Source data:
>>>

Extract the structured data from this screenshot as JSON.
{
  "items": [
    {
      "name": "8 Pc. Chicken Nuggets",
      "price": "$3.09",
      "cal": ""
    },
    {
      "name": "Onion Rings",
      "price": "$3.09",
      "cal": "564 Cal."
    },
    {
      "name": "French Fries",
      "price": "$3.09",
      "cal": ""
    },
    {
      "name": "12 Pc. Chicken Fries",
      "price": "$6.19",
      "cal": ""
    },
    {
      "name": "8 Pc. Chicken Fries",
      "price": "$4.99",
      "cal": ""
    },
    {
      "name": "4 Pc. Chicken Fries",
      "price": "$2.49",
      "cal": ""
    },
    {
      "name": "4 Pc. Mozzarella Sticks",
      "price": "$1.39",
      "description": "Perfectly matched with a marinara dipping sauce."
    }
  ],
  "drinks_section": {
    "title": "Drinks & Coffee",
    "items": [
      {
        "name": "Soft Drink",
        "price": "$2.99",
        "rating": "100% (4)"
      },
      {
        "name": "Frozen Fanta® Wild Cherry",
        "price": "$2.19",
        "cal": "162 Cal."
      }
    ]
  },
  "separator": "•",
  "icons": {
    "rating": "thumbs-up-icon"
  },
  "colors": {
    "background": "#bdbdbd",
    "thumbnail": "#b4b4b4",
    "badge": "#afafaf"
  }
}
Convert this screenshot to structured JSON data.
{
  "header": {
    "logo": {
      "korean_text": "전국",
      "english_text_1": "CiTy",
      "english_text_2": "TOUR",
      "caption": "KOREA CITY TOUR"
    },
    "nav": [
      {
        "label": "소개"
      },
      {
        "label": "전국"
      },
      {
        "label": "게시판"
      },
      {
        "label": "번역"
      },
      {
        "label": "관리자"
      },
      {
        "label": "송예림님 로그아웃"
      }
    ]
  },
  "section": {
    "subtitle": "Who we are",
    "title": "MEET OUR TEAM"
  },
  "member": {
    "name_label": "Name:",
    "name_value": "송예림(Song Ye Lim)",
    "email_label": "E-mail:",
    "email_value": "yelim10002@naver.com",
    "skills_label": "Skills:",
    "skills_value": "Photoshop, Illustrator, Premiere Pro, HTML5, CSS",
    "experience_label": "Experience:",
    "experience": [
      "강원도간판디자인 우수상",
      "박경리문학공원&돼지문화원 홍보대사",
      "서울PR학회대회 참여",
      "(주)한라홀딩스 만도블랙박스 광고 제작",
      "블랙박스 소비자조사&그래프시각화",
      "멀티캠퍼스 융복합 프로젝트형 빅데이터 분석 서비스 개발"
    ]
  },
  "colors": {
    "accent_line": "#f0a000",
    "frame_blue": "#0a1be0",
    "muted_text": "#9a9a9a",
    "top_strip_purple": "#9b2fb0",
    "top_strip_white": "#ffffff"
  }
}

<<<

WHAT IS NEEDED = Quote the data above in full, changing nothing.

SOLUTION FOR THIS EXERCISE =
Extract the structured data from this screenshot as JSON.
{
  "items": [
    {
      "name": "8 Pc. Chicken Nuggets",
      "price": "$3.09",
      "cal": ""
    },
    {
      "name": "Onion Rings",
      "price": "$3.09",
      "cal": "564 Cal."
    },
    {
      "name": "French Fries",
      "price": "$3.09",
      "cal": ""
    },
    {
      "name": "12 Pc. Chicken Fries",
      "price": "$6.19",
      "cal": ""
    },
    {
      "name": "8 Pc. Chicken Fries",
      "price": "$4.99",
      "cal": ""
    },
    {
      "name": "4 Pc. Chicken Fries",
      "price": "$2.49",
      "cal": ""
    },
    {
      "name": "4 Pc. Mozzarella Sticks",
      "price": "$1.39",
      "description": "Perfectly matched with a marinara dipping sauce."
    }
  ],
  "drinks_section": {
    "title": "Drinks & Coffee",
    "items": [
      {
        "name": "Soft Drink",
        "price": "$2.99",
        "rating": "100% (4)"
      },
      {
        "name": "Frozen Fanta® Wild Cherry",
        "price": "$2.19",
        "cal": "162 Cal."
      }
    ]
  },
  "separator": "•",
  "icons": {
    "rating": "thumbs-up-icon"
  },
  "colors": {
    "background": "#bdbdbd",
    "thumbnail": "#b4b4b4",
    "badge": "#afafaf"
  }
}
Convert this screenshot to structured JSON data.
{
  "header": {
    "logo": {
      "korean_text": "전국",
      "english_text_1": "CiTy",
      "english_text_2": "TOUR",
      "caption": "KOREA CITY TOUR"
    },
    "nav": [
      {
        "label": "소개"
      },
      {
        "label": "전국"
      },
      {
        "label": "게시판"
      },
      {
        "label": "번역"
      },
      {
        "label": "관리자"
      },
      {
        "label": "송예림님 로그아웃"
      }
    ]
  },
  "section": {
    "subtitle": "Who we are",
    "title": "MEET OUR TEAM"
  },
  "member": {
    "name_label": "Name:",
    "name_value": "송예림(Song Ye Lim)",
    "email_label": "E-mail:",
    "email_value": "yelim10002@naver.com",
    "skills_label": "Skills:",
    "skills_value": "Photoshop, Illustrator, Premiere Pro, HTML5, CSS",
    "experience_label": "Experience:",
    "experience": [
      "강원도간판디자인 우수상",
      "박경리문학공원&돼지문화원 홍보대사",
      "서울PR학회대회 참여",
      "(주)한라홀딩스 만도블랙박스 광고 제작",
      "블랙박스 소비자조사&그래프시각화",
      "멀티캠퍼스 융복합 프로젝트형 빅데이터 분석 서비스 개발"
    ]
  },
  "colors": {
    "accent_line": "#f0a000",
    "frame_blue": "#0a1be0",
    "muted_text": "#9a9a9a",
    "top_strip_purple": "#9b2fb0",
    "top_strip_white": "#ffffff"
  }
}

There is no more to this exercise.